DOCUMENT PASSAGE>

+++++

Union Army volunteer infantry regiment

The 150th Pennsylvania Infantry was a Union Army volunteer regiment during the American Civil War. Gettysburg was the first major battle that the 150th was in, where it held back overwhelming numbers of Confederates for several hours.

==Service history==
Colonel Langhorne Wister raised the 150th Pennsylvania Infantry in Philadelphia and Harrisburg in September 1862. The regiment quickly joined the defences at Washington D.C. Its Company K, commanded by Captain David Derrickson, was detached and served as bodyguard for President Abraham Lincoln for the duration of the war, including at his stay at the Soldiers' Home. The rest of the regiment joined the Army of the Potomac in February 1863. There it served in the 2nd Brigade, 3rd Division, First Corps.

Going into Gettysburg with 397 men present it saw action on all three days. Colonel Wister assumed brigade command and every field officer was wounded. The regiment lost 53 men killed & mortally wounded, 134 wounded, and 77 missing. Lieutenant-colonel Henry S. Huidekoper and Corporal J. Monroe Reisinger received the Medal of Honor while members of the regiment.

In 1864 the 150th was transferred to the Fifth Corps where it was in various brigades, including that of Brig. Gen. Joshua L. Chamberlain. It continued to serve until it was mustered out in June 1865.

+++++

INFORMATION SUPPLIED>
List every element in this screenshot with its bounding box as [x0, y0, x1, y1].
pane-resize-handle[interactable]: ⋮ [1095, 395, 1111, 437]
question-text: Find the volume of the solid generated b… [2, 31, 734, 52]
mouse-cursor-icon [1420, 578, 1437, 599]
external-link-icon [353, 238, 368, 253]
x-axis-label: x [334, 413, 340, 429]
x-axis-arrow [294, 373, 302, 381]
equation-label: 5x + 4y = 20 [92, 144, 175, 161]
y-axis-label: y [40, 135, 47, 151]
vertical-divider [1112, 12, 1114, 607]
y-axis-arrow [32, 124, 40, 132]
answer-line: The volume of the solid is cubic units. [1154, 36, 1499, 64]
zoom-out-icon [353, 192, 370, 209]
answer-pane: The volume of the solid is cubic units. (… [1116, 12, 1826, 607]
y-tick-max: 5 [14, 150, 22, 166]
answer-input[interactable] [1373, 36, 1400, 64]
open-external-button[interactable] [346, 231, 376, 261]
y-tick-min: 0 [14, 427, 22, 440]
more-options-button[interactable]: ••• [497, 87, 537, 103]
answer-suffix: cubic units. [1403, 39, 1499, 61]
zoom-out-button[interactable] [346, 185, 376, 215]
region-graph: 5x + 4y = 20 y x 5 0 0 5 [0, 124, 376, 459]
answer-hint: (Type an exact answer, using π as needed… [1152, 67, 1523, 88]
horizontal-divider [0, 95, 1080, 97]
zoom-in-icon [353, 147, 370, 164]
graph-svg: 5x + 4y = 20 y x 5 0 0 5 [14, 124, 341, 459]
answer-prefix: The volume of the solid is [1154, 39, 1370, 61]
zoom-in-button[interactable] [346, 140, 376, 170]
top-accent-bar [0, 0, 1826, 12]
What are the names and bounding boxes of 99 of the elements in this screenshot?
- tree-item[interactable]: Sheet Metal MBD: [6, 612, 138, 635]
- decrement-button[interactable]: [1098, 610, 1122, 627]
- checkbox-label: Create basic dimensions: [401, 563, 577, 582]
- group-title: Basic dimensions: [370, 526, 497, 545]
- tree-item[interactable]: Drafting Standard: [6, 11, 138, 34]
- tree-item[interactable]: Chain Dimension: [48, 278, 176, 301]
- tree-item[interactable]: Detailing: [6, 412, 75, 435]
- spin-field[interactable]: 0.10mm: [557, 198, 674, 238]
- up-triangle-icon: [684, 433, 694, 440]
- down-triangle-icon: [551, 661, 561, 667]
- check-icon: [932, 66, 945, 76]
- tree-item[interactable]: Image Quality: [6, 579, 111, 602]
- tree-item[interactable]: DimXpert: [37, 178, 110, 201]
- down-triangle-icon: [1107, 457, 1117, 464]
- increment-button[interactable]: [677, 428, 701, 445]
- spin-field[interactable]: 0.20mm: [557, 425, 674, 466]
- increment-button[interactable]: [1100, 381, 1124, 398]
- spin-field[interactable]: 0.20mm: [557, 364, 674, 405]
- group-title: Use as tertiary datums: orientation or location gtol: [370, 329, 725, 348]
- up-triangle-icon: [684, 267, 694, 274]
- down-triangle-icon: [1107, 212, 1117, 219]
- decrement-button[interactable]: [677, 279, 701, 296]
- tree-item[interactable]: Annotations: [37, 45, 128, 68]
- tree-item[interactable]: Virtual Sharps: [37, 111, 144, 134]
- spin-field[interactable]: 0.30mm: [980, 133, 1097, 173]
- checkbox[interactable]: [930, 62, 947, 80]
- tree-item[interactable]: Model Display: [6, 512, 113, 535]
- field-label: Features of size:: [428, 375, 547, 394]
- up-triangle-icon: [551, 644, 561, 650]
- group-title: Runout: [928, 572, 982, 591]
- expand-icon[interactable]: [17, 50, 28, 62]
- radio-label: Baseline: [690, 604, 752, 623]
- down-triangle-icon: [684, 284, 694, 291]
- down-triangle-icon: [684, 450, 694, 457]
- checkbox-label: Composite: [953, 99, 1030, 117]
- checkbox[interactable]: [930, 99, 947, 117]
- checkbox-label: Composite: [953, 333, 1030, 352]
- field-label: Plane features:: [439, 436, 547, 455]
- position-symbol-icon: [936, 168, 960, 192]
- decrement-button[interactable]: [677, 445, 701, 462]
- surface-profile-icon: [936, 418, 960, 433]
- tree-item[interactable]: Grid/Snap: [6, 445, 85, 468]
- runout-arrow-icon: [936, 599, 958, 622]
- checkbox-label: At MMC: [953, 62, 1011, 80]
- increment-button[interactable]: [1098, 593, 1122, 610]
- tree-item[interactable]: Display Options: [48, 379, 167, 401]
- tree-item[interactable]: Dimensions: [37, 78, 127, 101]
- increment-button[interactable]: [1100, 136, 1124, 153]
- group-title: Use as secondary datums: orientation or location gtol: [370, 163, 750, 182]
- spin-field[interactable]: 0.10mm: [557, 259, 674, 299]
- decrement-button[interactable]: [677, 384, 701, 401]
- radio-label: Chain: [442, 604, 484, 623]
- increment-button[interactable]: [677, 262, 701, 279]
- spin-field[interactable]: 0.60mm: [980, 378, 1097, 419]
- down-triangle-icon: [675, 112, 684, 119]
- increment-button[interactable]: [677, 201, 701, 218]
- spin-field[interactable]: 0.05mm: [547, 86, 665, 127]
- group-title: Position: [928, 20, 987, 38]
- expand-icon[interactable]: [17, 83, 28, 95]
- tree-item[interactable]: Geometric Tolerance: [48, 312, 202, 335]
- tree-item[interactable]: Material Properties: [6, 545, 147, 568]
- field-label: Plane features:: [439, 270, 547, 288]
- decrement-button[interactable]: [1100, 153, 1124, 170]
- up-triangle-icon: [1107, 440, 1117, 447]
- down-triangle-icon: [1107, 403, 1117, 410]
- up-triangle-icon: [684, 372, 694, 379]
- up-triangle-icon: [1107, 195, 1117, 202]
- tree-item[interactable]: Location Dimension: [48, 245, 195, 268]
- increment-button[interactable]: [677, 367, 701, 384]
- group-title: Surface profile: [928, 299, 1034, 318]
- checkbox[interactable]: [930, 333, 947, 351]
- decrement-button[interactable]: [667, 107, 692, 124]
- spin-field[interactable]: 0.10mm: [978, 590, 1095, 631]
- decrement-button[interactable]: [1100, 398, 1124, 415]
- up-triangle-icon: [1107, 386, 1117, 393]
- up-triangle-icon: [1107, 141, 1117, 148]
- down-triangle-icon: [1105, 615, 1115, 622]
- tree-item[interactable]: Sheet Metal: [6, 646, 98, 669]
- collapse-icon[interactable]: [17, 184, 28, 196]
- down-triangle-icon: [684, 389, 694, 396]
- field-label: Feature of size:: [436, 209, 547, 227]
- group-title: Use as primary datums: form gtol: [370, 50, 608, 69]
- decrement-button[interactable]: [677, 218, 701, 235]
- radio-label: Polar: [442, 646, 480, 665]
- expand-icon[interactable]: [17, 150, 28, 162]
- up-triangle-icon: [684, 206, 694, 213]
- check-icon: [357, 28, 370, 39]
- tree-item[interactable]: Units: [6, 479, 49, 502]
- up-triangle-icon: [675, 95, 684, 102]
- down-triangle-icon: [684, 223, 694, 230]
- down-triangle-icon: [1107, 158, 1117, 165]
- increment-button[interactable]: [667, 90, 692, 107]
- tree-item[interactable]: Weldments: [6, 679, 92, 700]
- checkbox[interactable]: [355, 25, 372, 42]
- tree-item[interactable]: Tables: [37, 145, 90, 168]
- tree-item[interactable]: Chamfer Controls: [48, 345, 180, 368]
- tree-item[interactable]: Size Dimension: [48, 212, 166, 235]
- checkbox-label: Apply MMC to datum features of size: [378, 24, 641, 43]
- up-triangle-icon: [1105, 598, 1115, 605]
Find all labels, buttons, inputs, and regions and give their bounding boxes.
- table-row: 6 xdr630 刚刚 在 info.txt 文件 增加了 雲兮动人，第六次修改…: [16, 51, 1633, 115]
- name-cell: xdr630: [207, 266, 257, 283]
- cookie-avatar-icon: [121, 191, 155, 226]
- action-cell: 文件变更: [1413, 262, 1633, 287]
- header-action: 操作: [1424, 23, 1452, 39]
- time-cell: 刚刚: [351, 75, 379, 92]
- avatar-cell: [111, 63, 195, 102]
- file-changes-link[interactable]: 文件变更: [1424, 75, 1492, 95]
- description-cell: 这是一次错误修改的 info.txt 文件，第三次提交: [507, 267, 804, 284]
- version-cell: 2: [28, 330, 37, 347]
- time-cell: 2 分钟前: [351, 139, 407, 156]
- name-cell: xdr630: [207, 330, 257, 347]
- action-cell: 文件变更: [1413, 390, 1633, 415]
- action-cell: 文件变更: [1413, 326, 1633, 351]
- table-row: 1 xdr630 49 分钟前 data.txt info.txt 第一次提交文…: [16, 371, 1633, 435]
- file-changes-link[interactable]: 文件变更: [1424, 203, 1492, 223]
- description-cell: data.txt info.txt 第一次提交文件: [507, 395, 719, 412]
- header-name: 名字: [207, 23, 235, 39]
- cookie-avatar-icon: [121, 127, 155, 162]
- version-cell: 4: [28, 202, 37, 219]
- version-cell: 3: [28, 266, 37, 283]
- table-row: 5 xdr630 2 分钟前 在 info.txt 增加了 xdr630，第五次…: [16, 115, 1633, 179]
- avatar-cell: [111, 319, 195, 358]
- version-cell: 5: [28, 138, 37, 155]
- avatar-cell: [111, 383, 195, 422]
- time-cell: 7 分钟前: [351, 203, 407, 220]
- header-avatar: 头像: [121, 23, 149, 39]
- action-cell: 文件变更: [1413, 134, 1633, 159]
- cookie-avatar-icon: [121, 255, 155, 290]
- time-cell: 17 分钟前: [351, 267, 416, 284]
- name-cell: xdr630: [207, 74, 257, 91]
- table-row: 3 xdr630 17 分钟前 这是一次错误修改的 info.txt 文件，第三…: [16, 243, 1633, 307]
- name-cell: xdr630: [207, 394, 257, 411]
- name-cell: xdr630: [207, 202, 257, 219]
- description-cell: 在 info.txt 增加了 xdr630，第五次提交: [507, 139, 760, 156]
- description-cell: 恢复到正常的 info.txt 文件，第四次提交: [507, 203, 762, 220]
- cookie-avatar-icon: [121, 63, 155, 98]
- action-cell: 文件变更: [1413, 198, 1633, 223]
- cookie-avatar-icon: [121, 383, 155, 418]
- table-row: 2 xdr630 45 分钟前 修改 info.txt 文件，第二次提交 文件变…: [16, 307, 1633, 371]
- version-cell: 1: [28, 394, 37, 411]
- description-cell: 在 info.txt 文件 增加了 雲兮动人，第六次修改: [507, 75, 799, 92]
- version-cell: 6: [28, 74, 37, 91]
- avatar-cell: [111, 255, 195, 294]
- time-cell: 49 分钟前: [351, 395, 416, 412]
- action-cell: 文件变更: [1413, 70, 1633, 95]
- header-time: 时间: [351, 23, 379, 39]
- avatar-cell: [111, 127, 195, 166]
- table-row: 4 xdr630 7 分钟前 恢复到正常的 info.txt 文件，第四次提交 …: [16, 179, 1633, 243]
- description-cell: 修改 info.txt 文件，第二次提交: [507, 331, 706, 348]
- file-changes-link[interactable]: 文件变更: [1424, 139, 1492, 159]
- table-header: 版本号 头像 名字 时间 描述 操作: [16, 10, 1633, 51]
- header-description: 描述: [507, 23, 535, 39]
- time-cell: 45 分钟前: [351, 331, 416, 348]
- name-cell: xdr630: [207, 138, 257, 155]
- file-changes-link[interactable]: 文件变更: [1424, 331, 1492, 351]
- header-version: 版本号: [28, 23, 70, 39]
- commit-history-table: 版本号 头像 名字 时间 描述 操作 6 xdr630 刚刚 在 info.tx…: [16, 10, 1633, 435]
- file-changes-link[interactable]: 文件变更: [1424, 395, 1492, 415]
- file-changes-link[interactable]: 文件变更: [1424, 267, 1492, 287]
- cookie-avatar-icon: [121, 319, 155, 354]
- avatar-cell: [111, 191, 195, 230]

+++++

ASSIGNMENT 1>
Using the passage on the 150th Pennsylvania Infantry, decide whether each statement agrees with it: (a) Company K served as bodyguard for President Abraham Lincoln for the duration of the war; (b) the regiment joined the Army of the Potomac in September 1862; (c) the regiment went into Gettysburg with 397 men present. Answer yes or no for each and quote the deciding words.
ASSIGNMENT 2>
Please extract the part of the 150th Pennsylvania Infantry passage starting at "Going into Gettysburg" and ending at "in June 1865.".

ANSWER 1>
(a) Yes: "was detached and served as bodyguard for President Abraham Lincoln for the duration of the war"
(b) No: "The rest of the regiment joined the Army of the Potomac in February 1863."
(c) Yes: "Going into Gettysburg with 397 men present"

ANSWER 2>
Going into Gettysburg with 397 men present it saw action on all three days. Colonel Wister assumed brigade command and every field officer was wounded. The regiment lost 53 men killed & mortally wounded, 134 wounded, and 77 missing. Lieutenant-colonel Henry S. Huidekoper and Corporal J. Monroe Reisinger received the Medal of Honor while members of the regiment.

In 1864 the 150th was transferred to the Fifth Corps where it was in various brigades, including that of Brig. Gen. Joshua L. Chamberlain. It continued to serve until it was mustered out in June 1865.